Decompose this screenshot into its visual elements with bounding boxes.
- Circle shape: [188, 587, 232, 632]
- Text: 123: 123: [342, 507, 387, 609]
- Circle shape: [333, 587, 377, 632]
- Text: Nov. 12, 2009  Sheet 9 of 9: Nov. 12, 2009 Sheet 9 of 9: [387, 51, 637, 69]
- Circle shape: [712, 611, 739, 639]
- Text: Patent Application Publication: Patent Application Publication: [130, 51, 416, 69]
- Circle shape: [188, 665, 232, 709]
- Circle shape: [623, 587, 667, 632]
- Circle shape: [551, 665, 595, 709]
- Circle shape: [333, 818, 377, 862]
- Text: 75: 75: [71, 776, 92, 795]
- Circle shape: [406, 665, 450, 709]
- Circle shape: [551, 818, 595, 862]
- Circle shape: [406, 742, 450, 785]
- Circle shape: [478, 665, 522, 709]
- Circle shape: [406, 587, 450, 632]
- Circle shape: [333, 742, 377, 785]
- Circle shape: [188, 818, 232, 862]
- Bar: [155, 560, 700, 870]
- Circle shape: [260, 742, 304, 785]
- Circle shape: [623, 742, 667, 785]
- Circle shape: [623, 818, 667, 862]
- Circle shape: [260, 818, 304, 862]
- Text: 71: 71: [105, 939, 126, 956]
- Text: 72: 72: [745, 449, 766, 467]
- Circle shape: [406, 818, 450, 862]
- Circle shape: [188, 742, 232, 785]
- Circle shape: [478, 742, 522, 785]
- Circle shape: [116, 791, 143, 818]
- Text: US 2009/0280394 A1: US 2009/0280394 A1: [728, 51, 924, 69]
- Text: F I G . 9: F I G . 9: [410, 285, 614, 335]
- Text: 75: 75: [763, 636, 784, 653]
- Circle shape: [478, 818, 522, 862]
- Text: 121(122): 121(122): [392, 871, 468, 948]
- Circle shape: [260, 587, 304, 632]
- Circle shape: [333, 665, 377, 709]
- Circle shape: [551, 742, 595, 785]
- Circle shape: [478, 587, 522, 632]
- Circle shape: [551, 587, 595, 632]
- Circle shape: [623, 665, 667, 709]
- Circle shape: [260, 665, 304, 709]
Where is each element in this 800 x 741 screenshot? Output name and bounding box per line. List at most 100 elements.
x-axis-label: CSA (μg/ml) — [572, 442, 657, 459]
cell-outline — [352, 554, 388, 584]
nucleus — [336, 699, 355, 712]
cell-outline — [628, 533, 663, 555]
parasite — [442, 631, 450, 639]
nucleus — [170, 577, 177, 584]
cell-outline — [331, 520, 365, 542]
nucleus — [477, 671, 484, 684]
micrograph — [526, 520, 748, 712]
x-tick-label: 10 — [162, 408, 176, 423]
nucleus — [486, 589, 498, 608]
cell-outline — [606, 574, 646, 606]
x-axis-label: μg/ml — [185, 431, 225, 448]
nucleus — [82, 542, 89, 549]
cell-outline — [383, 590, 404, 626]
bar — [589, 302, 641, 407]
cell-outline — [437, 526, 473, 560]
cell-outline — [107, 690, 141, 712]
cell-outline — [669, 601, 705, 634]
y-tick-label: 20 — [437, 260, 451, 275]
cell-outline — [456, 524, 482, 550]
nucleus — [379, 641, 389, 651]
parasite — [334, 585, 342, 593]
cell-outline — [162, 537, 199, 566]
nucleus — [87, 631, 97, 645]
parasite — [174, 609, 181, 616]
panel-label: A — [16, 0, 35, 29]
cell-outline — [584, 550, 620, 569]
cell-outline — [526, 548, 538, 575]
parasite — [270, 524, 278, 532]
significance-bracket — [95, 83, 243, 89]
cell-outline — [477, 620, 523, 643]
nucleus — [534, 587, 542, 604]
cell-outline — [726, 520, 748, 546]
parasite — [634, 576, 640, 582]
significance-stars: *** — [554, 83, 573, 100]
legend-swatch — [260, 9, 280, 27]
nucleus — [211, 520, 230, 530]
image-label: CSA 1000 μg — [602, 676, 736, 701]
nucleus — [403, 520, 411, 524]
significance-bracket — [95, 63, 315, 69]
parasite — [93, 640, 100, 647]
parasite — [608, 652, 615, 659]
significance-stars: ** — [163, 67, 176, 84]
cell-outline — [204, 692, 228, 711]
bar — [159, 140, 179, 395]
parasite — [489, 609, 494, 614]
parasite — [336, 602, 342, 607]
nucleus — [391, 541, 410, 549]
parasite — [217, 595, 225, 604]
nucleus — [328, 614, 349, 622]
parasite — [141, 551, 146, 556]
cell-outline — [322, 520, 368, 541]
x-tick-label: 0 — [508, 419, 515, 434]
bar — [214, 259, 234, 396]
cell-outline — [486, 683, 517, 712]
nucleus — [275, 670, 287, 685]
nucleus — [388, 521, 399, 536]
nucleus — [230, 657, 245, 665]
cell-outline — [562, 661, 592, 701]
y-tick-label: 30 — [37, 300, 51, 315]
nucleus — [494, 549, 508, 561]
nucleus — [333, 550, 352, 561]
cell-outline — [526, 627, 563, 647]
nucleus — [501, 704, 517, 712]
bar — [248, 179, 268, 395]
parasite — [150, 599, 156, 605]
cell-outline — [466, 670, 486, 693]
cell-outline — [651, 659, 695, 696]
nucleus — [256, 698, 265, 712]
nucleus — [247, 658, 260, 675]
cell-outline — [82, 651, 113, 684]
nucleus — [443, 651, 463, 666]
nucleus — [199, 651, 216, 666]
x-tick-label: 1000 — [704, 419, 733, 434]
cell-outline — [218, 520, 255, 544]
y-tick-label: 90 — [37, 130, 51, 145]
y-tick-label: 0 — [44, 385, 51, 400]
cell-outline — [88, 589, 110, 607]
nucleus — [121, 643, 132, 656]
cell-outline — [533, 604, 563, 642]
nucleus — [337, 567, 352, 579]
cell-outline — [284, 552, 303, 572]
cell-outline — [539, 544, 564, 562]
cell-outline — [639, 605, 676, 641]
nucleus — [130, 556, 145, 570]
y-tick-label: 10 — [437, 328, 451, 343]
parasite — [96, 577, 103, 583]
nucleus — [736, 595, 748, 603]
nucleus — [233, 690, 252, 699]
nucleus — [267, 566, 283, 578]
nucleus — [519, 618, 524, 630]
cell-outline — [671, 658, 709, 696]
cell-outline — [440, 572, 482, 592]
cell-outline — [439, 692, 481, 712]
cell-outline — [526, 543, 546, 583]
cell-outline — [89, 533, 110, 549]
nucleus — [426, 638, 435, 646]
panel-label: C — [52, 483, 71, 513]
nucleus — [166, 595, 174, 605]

-.-.-

Lay out the listing from its first line through the line containing "- Circle shape: [623, 665, 667, 709]" as a Markdown table with the columns Row and Line, numbering each row and leaving out blank lines.

_Problem solution_
| Row | Line |
|---|---|
| 1 | Decompose this screenshot into its visual elements with bounding boxes. |
| 2 | - Circle shape: [188, 587, 232, 632] |
| 3 | - Text: 123: 123: [342, 507, 387, 609] |
| 4 | - Circle shape: [333, 587, 377, 632] |
| 5 | - Text: Nov. 12, 2009  Sheet 9 of 9: Nov. 12, 2009 Sheet 9 of 9: [387, 51, 637, 69] |
| 6 | - Circle shape: [712, 611, 739, 639] |
| 7 | - Text: Patent Application Publication: Patent Application Publication: [130, 51, 416, 69] |
| 8 | - Circle shape: [188, 665, 232, 709] |
| 9 | - Circle shape: [623, 587, 667, 632] |
| 10 | - Circle shape: [551, 665, 595, 709] |
| 11 | - Circle shape: [333, 818, 377, 862] |
| 12 | - Text: 75: 75: [71, 776, 92, 795] |
| 13 | - Circle shape: [406, 665, 450, 709] |
| 14 | - Circle shape: [551, 818, 595, 862] |
| 15 | - Circle shape: [406, 742, 450, 785] |
| 16 | - Circle shape: [478, 665, 522, 709] |
| 17 | - Circle shape: [406, 587, 450, 632] |
| 18 | - Circle shape: [333, 742, 377, 785] |
| 19 | - Circle shape: [188, 818, 232, 862] |
| 20 | - Bar: [155, 560, 700, 870] |
| 21 | - Circle shape: [260, 742, 304, 785] |
| 22 | - Circle shape: [623, 742, 667, 785] |
| 23 | - Circle shape: [623, 818, 667, 862] |
| 24 | - Circle shape: [260, 818, 304, 862] |
| 25 | - Text: 71: 71: [105, 939, 126, 956] |
| 26 | - Text: 72: 72: [745, 449, 766, 467] |
| 27 | - Circle shape: [406, 818, 450, 862] |
| 28 | - Circle shape: [188, 742, 232, 785] |
| 29 | - Circle shape: [478, 742, 522, 785] |
| 30 | - Circle shape: [116, 791, 143, 818] |
| 31 | - Text: US 2009/0280394 A1: US 2009/0280394 A1: [728, 51, 924, 69] |
| 32 | - Text: F I G . 9: F I G . 9: [410, 285, 614, 335] |
| 33 | - Text: 75: 75: [763, 636, 784, 653] |
| 34 | - Circle shape: [478, 818, 522, 862] |
| 35 | - Text: 121(122): 121(122): [392, 871, 468, 948] |
| 36 | - Circle shape: [260, 587, 304, 632] |
| 37 | - Circle shape: [333, 665, 377, 709] |
| 38 | - Circle shape: [551, 742, 595, 785] |
| 39 | - Circle shape: [478, 587, 522, 632] |
| 40 | - Circle shape: [551, 587, 595, 632] |
| 41 | - Circle shape: [623, 665, 667, 709] |